>> start Data provided
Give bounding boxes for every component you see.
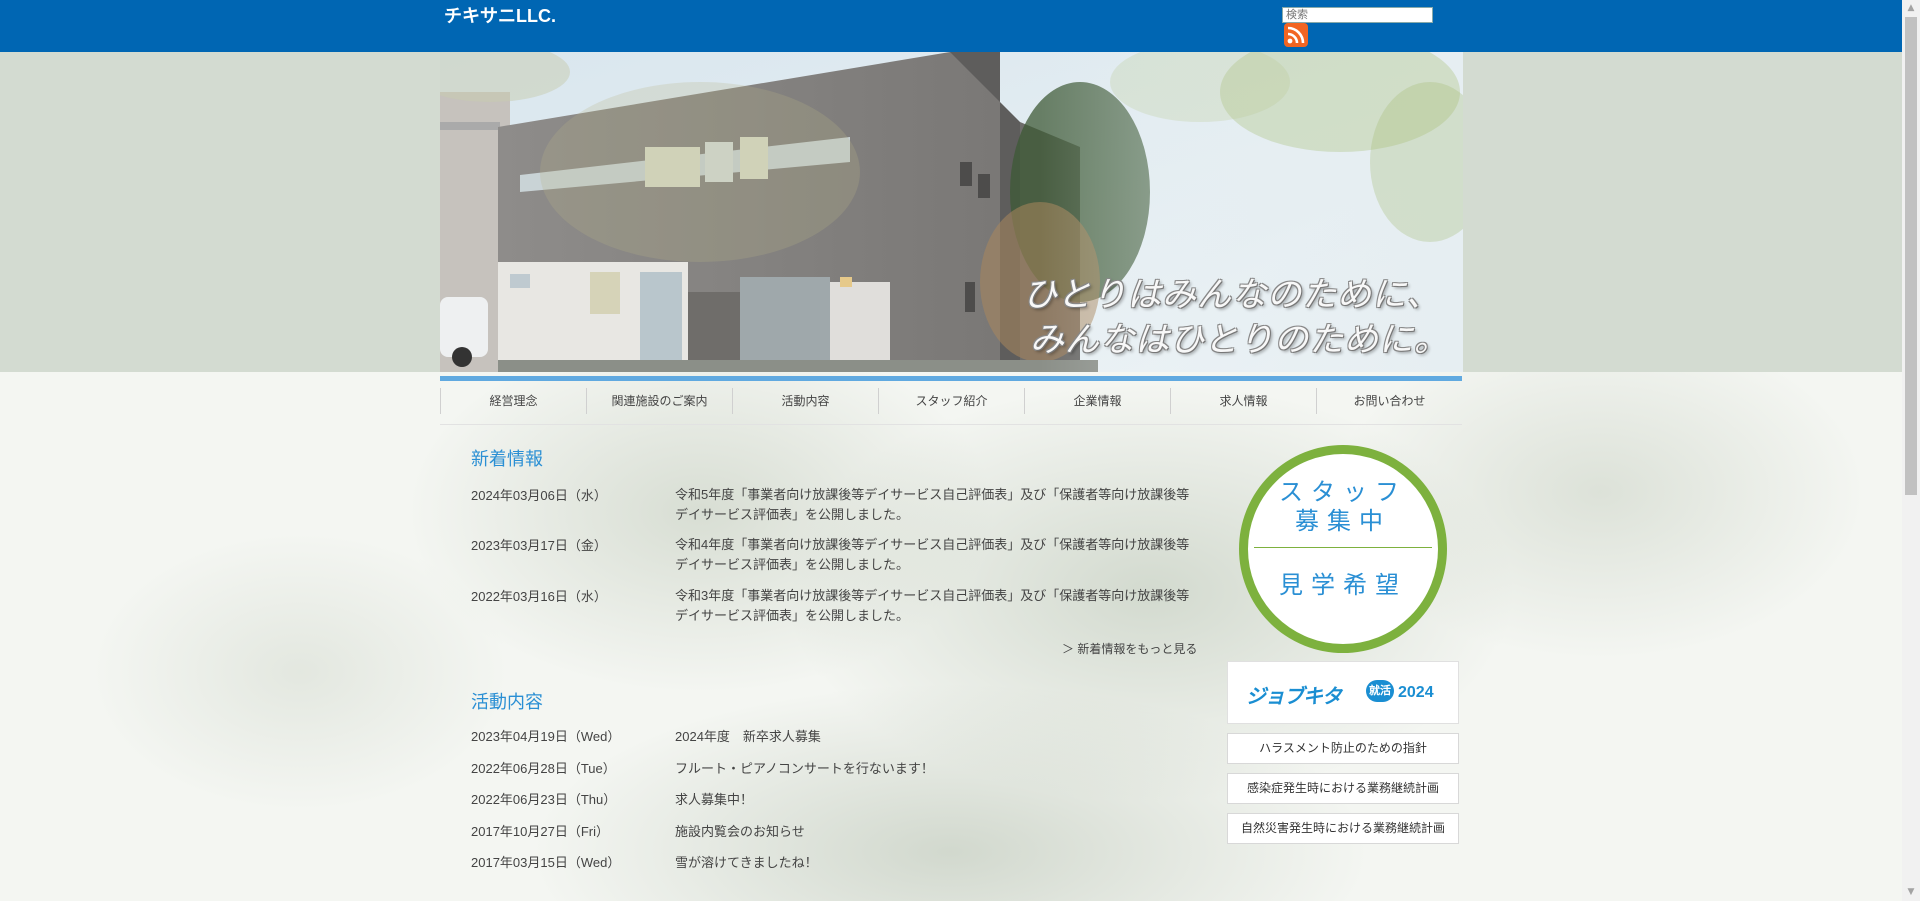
nav-item-company[interactable]: 企業情報 [1024,388,1170,414]
infection-bcp-button[interactable]: 感染症発生時における業務継続計画 [1227,773,1459,804]
news-text[interactable]: 令和4年度「事業者向け放課後等デイサービス自己評価表」及び「保護者等向け放課後等… [675,535,1201,575]
activity-date: 2023年04月19日（Wed） [471,729,621,744]
activities-title: 活動内容 [471,692,543,712]
jobkita-year: 2024 [1398,684,1434,701]
scroll-down-arrow-icon[interactable]: ▼ [1902,884,1920,901]
nav-stripe [440,376,1462,381]
activity-text[interactable]: 求人募集中！ [675,789,753,808]
jobkita-logo: ジョブキタ [1246,684,1342,708]
nav-item-facilities[interactable]: 関連施設のご案内 [586,388,732,414]
news-more-link[interactable]: ＞ 新着情報をもっと見る [1062,640,1197,657]
activity-date: 2022年06月28日（Tue） [471,761,616,776]
badge-divider [1254,547,1432,548]
activity-date: 2017年03月15日（Wed） [471,855,621,870]
staff-recruitment-badge[interactable]: スタッフ 募集中 見学希望 [1239,445,1447,653]
nav-item-staff[interactable]: スタッフ紹介 [878,388,1024,414]
news-text[interactable]: 令和5年度「事業者向け放課後等デイサービス自己評価表」及び「保護者等向け放課後等… [675,485,1201,525]
nav-item-contact[interactable]: お問い合わせ [1316,388,1462,414]
activity-text[interactable]: 雪が溶けてきましたね！ [675,852,818,871]
activity-date: 2017年10月27日（Fri） [471,824,609,839]
activity-text[interactable]: 施設内覧会のお知らせ [675,821,805,840]
shukatsu-badge: 就活 [1366,680,1394,702]
hero-tagline-line1: ひとりはみんなのために、 [1023,275,1441,315]
activity-text[interactable]: フルート・ピアノコンサートを行ないます！ [675,758,934,777]
badge-bottom[interactable]: 見学希望 [1248,565,1438,600]
activity-text[interactable]: 2024年度 新卒求人募集 [675,726,821,745]
site-header: チキサニLLC. [0,0,1902,52]
scroll-up-arrow-icon[interactable]: ▲ [1902,0,1920,17]
news-date: 2024年03月06日（水） [471,488,607,503]
news-date: 2022年03月16日（水） [471,589,607,604]
hero-tagline-line2: みんなはひとりのために。 [1030,320,1449,360]
jobkita-banner[interactable]: ジョブキタ 就活 2024 [1227,661,1459,724]
news-title: 新着情報 [471,449,543,469]
site-logo[interactable]: チキサニLLC. [444,2,556,28]
nav-item-activities[interactable]: 活動内容 [732,388,878,414]
scroll-thumb[interactable] [1905,17,1917,495]
badge-top-line1: スタッフ [1279,478,1407,506]
disaster-bcp-button[interactable]: 自然災害発生時における業務継続計画 [1227,813,1459,844]
tree-background [0,372,1902,901]
search-input[interactable] [1282,7,1433,23]
nav-item-philosophy[interactable]: 経営理念 [440,388,586,414]
nav-item-jobs[interactable]: 求人情報 [1170,388,1316,414]
main-nav: 経営理念 関連施設のご案内 活動内容 スタッフ紹介 企業情報 求人情報 お問い合… [440,388,1462,414]
rss-icon[interactable] [1284,23,1308,47]
hero-image: ひとりはみんなのために、 みんなはひとりのために。 [440,52,1463,372]
badge-top-line2: 募集中 [1295,507,1391,535]
news-date: 2023年03月17日（金） [471,538,607,553]
activity-date: 2022年06月23日（Thu） [471,792,617,807]
harassment-policy-button[interactable]: ハラスメント防止のための指針 [1227,733,1459,764]
news-text[interactable]: 令和3年度「事業者向け放課後等デイサービス自己評価表」及び「保護者等向け放課後等… [675,586,1201,626]
nav-divider [440,424,1462,425]
vertical-scrollbar[interactable]: ▲ ▼ [1902,0,1920,901]
badge-top: スタッフ 募集中 [1248,478,1438,536]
>> end Data provided
What needs to be done »
Copy out every row above line by line, keeping each one exactly the same, and leave the pictures out.

Exercise response »
Give bounding boxes for every component you see.
nav-item-company[interactable]: 企業情報 [1024,388,1170,414]
infection-bcp-button[interactable]: 感染症発生時における業務継続計画 [1227,773,1459,804]
news-text[interactable]: 令和4年度「事業者向け放課後等デイサービス自己評価表」及び「保護者等向け放課後等… [675,535,1201,575]
activity-date: 2023年04月19日（Wed） [471,729,621,744]
activities-title: 活動内容 [471,692,543,712]
jobkita-year: 2024 [1398,684,1434,701]
scroll-down-arrow-icon[interactable]: ▼ [1902,884,1920,901]
nav-stripe [440,376,1462,381]
activity-text[interactable]: 求人募集中！ [675,789,753,808]
jobkita-logo: ジョブキタ [1246,684,1342,708]
nav-item-facilities[interactable]: 関連施設のご案内 [586,388,732,414]
news-more-link[interactable]: ＞ 新着情報をもっと見る [1062,640,1197,657]
activity-date: 2022年06月28日（Tue） [471,761,616,776]
badge-divider [1254,547,1432,548]
activity-date: 2017年03月15日（Wed） [471,855,621,870]
staff-recruitment-badge[interactable]: スタッフ 募集中 見学希望 [1239,445,1447,653]
nav-item-staff[interactable]: スタッフ紹介 [878,388,1024,414]
news-text[interactable]: 令和5年度「事業者向け放課後等デイサービス自己評価表」及び「保護者等向け放課後等… [675,485,1201,525]
nav-item-contact[interactable]: お問い合わせ [1316,388,1462,414]
activity-text[interactable]: 雪が溶けてきましたね！ [675,852,818,871]
activity-date: 2017年10月27日（Fri） [471,824,609,839]
activity-text[interactable]: 施設内覧会のお知らせ [675,821,805,840]
shukatsu-badge: 就活 [1366,680,1394,702]
hero-tagline-line1: ひとりはみんなのために、 [1023,275,1441,315]
activity-text[interactable]: フルート・ピアノコンサートを行ないます！ [675,758,934,777]
badge-bottom[interactable]: 見学希望 [1248,565,1438,600]
activity-text[interactable]: 2024年度 新卒求人募集 [675,726,821,745]
site-header: チキサニLLC. [0,0,1902,52]
scroll-up-arrow-icon[interactable]: ▲ [1902,0,1920,17]
news-date: 2024年03月06日（水） [471,488,607,503]
news-date: 2022年03月16日（水） [471,589,607,604]
hero-tagline-line2: みんなはひとりのために。 [1030,320,1449,360]
jobkita-banner[interactable]: ジョブキタ 就活 2024 [1227,661,1459,724]
news-title: 新着情報 [471,449,543,469]
site-logo[interactable]: チキサニLLC. [444,2,556,28]
nav-item-activities[interactable]: 活動内容 [732,388,878,414]
scroll-thumb[interactable] [1905,17,1917,495]
badge-top-line1: スタッフ [1279,478,1407,506]
disaster-bcp-button[interactable]: 自然災害発生時における業務継続計画 [1227,813,1459,844]
tree-background [0,372,1902,901]
search-input[interactable] [1282,7,1433,23]
nav-item-philosophy[interactable]: 経営理念 [440,388,586,414]
nav-item-jobs[interactable]: 求人情報 [1170,388,1316,414]
main-nav: 経営理念 関連施設のご案内 活動内容 スタッフ紹介 企業情報 求人情報 お問い合… [440,388,1462,414]
rss-icon[interactable] [1284,23,1308,47]
hero-image: ひとりはみんなのために、 みんなはひとりのために。 [440,52,1463,372]
badge-top-line2: 募集中 [1295,507,1391,535]
news-date: 2023年03月17日（金） [471,538,607,553]
activity-date: 2022年06月23日（Thu） [471,792,617,807]
harassment-policy-button[interactable]: ハラスメント防止のための指針 [1227,733,1459,764]
news-text[interactable]: 令和3年度「事業者向け放課後等デイサービス自己評価表」及び「保護者等向け放課後等… [675,586,1201,626]
nav-divider [440,424,1462,425]
vertical-scrollbar[interactable]: ▲ ▼ [1902,0,1920,901]
badge-top: スタッフ 募集中 [1248,478,1438,536]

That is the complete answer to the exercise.